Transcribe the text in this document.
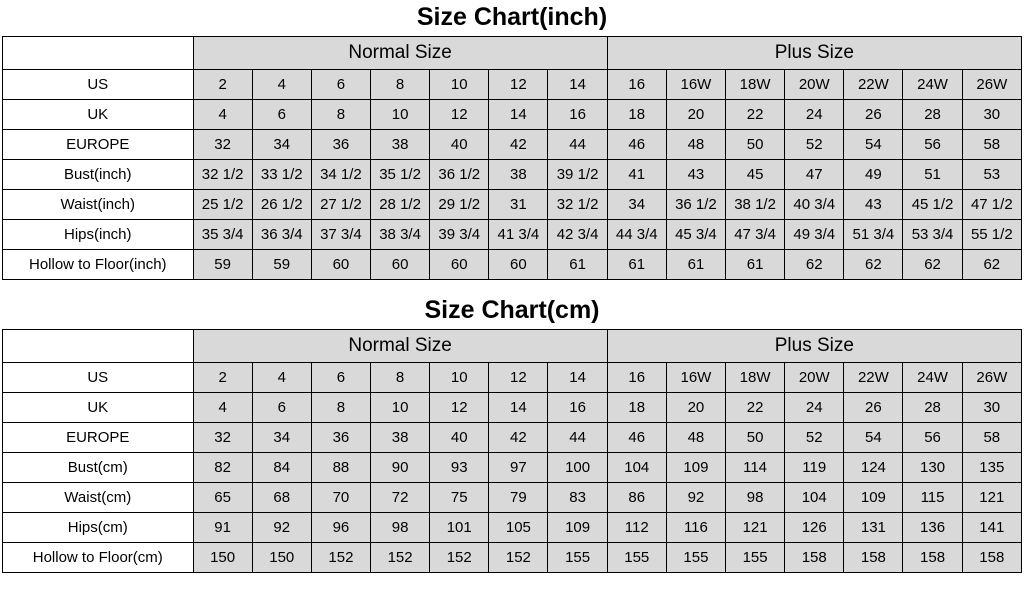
Size Chart(inch)
	Normal Size							Plus Size						
US	2	4	6	8	10	12	14	16	16W	18W	20W	22W	24W	26W
UK	4	6	8	10	12	14	16	18	20	22	24	26	28	30
EUROPE	32	34	36	38	40	42	44	46	48	50	52	54	56	58
Bust(inch)	32 1/2	33 1/2	34 1/2	35 1/2	36 1/2	38	39 1/2	41	43	45	47	49	51	53
Waist(inch)	25 1/2	26 1/2	27 1/2	28 1/2	29 1/2	31	32 1/2	34	36 1/2	38 1/2	40 3/4	43	45 1/2	47 1/2
Hips(inch)	35 3/4	36 3/4	37 3/4	38 3/4	39 3/4	41 3/4	42 3/4	44 3/4	45 3/4	47 3/4	49 3/4	51 3/4	53 3/4	55 1/2
Hollow to Floor(inch)	59	59	60	60	60	60	61	61	61	61	62	62	62	62
Size Chart(cm)
	Normal Size							Plus Size						
US	2	4	6	8	10	12	14	16	16W	18W	20W	22W	24W	26W
UK	4	6	8	10	12	14	16	18	20	22	24	26	28	30
EUROPE	32	34	36	38	40	42	44	46	48	50	52	54	56	58
Bust(cm)	82	84	88	90	93	97	100	104	109	114	119	124	130	135
Waist(cm)	65	68	70	72	75	79	83	86	92	98	104	109	115	121
Hips(cm)	91	92	96	98	101	105	109	112	116	121	126	131	136	141
Hollow to Floor(cm)	150	150	152	152	152	152	155	155	155	155	158	158	158	158
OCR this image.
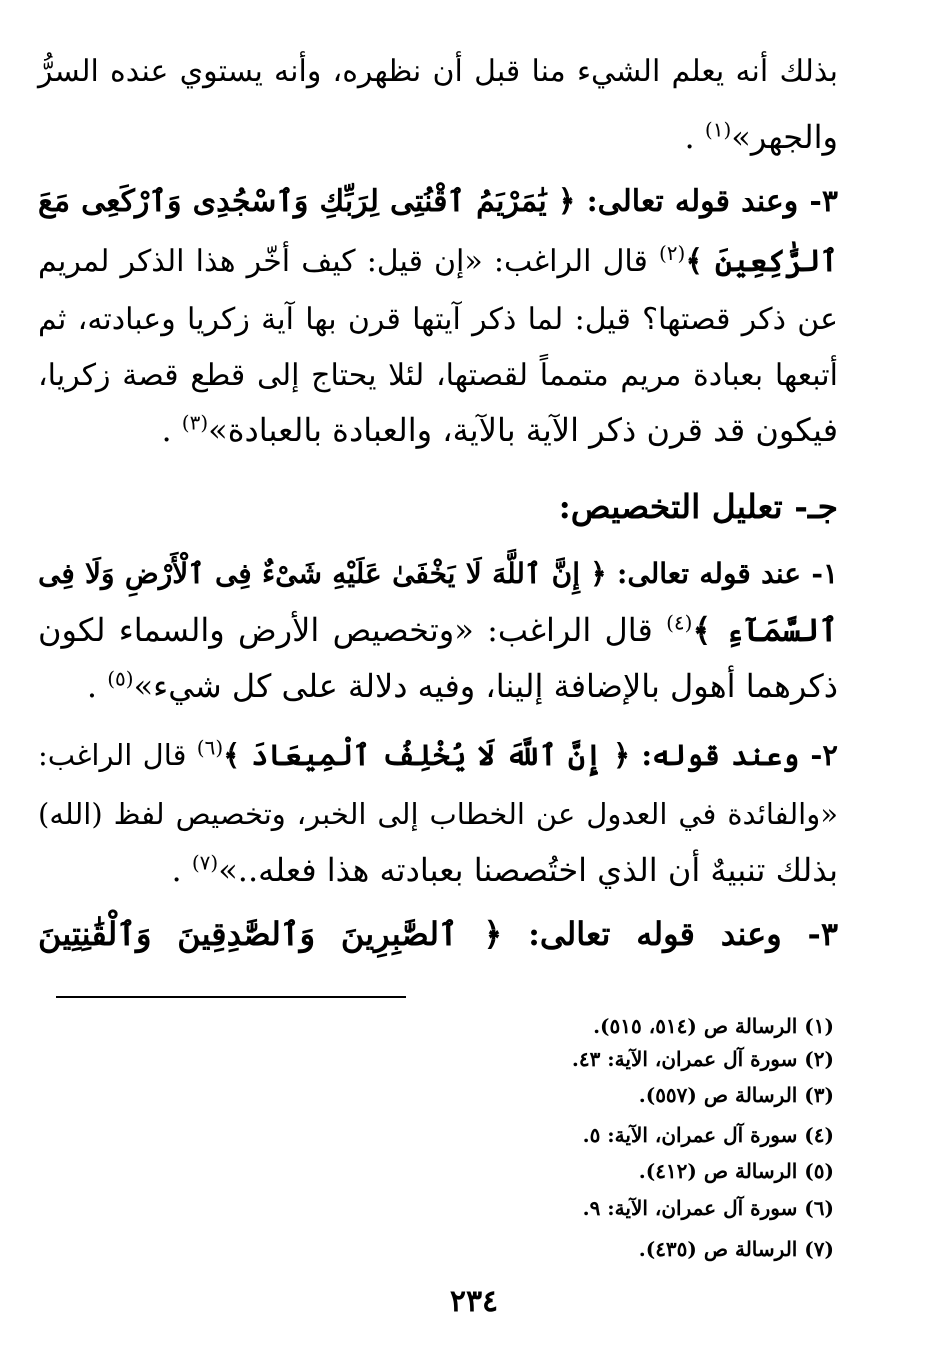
بذلك أنه يعلم الشيء منا قبل أن نظهره، وأنه يستوي عنده السرُّ
والجهر»$^{(١)}$ .
٣- وعند قوله تعالى: ﴿ يَٰمَرْيَمُ ٱقْنُتِى لِرَبِّكِ وَٱسْجُدِى وَٱرْكَعِى مَعَ
ٱلرَّٰكِعِينَ ﴾$^{(٢)}$ قال الراغب: «إن قيل: كيف أخّر هذا الذكر لمريم
عن ذكر قصتها؟ قيل: لما ذكر آيتها قرن بها آية زكريا وعبادته، ثم
أتبعها بعبادة مريم متمماً لقصتها، لئلا يحتاج إلى قطع قصة زكريا،
فيكون قد قرن ذكر الآية بالآية، والعبادة بالعبادة»$^{(٣)}$ .
جـ- تعليل التخصيص:
١- عند قوله تعالى: ﴿ إِنَّ ٱللَّهَ لَا يَخْفَىٰ عَلَيْهِ شَىْءٌ فِى ٱلْأَرْضِ وَلَا فِى
ٱلسَّمَآءِ ﴾$^{(٤)}$ قال الراغب: «وتخصيص الأرض والسماء لكون
ذكرهما أهول بالإضافة إلينا، وفيه دلالة على كل شيء»$^{(٥)}$ .
٢- وعند قوله: ﴿ إِنَّ ٱللَّهَ لَا يُخْلِفُ ٱلْمِيعَادَ ﴾$^{(٦)}$ قال الراغب:
«والفائدة في العدول عن الخطاب إلى الخبر، وتخصيص لفظ (الله)
بذلك تنبيهٌ أن الذي اختُصصنا بعبادته هذا فعله..»$^{(٧)}$ .
٣- وعند قوله تعالى: ﴿ ٱلصَّٰبِرِينَ وَٱلصَّٰدِقِينَ وَٱلْقَٰنِتِينَ
(١) الرسالة ص (٥١٤، ٥١٥).
(٢) سورة آل عمران، الآية: ٤٣.
(٣) الرسالة ص (٥٥٧).
(٤) سورة آل عمران، الآية: ٥.
(٥) الرسالة ص (٤١٢).
(٦) سورة آل عمران، الآية: ٩.
(٧) الرسالة ص (٤٣٥).
٢٣٤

_What this task involves_
Word for word, quote the lines above. Omit the pictures.

_The result_
Transcribe the text in this document.
Size Chart(inch)
	Normal Size							Plus Size						
US	2	4	6	8	10	12	14	16	16W	18W	20W	22W	24W	26W
UK	4	6	8	10	12	14	16	18	20	22	24	26	28	30
EUROPE	32	34	36	38	40	42	44	46	48	50	52	54	56	58
Bust(inch)	32 1/2	33 1/2	34 1/2	35 1/2	36 1/2	38	39 1/2	41	43	45	47	49	51	53
Waist(inch)	25 1/2	26 1/2	27 1/2	28 1/2	29 1/2	31	32 1/2	34	36 1/2	38 1/2	40 3/4	43	45 1/2	47 1/2
Hips(inch)	35 3/4	36 3/4	37 3/4	38 3/4	39 3/4	41 3/4	42 3/4	44 3/4	45 3/4	47 3/4	49 3/4	51 3/4	53 3/4	55 1/2
Hollow to Floor(inch)	59	59	60	60	60	60	61	61	61	61	62	62	62	62
Size Chart(cm)
	Normal Size							Plus Size						
US	2	4	6	8	10	12	14	16	16W	18W	20W	22W	24W	26W
UK	4	6	8	10	12	14	16	18	20	22	24	26	28	30
EUROPE	32	34	36	38	40	42	44	46	48	50	52	54	56	58
Bust(cm)	82	84	88	90	93	97	100	104	109	114	119	124	130	135
Waist(cm)	65	68	70	72	75	79	83	86	92	98	104	109	115	121
Hips(cm)	91	92	96	98	101	105	109	112	116	121	126	131	136	141
Hollow to Floor(cm)	150	150	152	152	152	152	155	155	155	155	158	158	158	158
OCR this image.
بذلك أنه يعلم الشيء منا قبل أن نظهره، وأنه يستوي عنده السرُّ
والجهر»$^{(١)}$ .
٣- وعند قوله تعالى: ﴿ يَٰمَرْيَمُ ٱقْنُتِى لِرَبِّكِ وَٱسْجُدِى وَٱرْكَعِى مَعَ
ٱلرَّٰكِعِينَ ﴾$^{(٢)}$ قال الراغب: «إن قيل: كيف أخّر هذا الذكر لمريم
عن ذكر قصتها؟ قيل: لما ذكر آيتها قرن بها آية زكريا وعبادته، ثم
أتبعها بعبادة مريم متمماً لقصتها، لئلا يحتاج إلى قطع قصة زكريا،
فيكون قد قرن ذكر الآية بالآية، والعبادة بالعبادة»$^{(٣)}$ .
جـ- تعليل التخصيص:
١- عند قوله تعالى: ﴿ إِنَّ ٱللَّهَ لَا يَخْفَىٰ عَلَيْهِ شَىْءٌ فِى ٱلْأَرْضِ وَلَا فِى
ٱلسَّمَآءِ ﴾$^{(٤)}$ قال الراغب: «وتخصيص الأرض والسماء لكون
ذكرهما أهول بالإضافة إلينا، وفيه دلالة على كل شيء»$^{(٥)}$ .
٢- وعند قوله: ﴿ إِنَّ ٱللَّهَ لَا يُخْلِفُ ٱلْمِيعَادَ ﴾$^{(٦)}$ قال الراغب:
«والفائدة في العدول عن الخطاب إلى الخبر، وتخصيص لفظ (الله)
بذلك تنبيهٌ أن الذي اختُصصنا بعبادته هذا فعله..»$^{(٧)}$ .
٣- وعند قوله تعالى: ﴿ ٱلصَّٰبِرِينَ وَٱلصَّٰدِقِينَ وَٱلْقَٰنِتِينَ
(١) الرسالة ص (٥١٤، ٥١٥).
(٢) سورة آل عمران، الآية: ٤٣.
(٣) الرسالة ص (٥٥٧).
(٤) سورة آل عمران، الآية: ٥.
(٥) الرسالة ص (٤١٢).
(٦) سورة آل عمران، الآية: ٩.
(٧) الرسالة ص (٤٣٥).
٢٣٤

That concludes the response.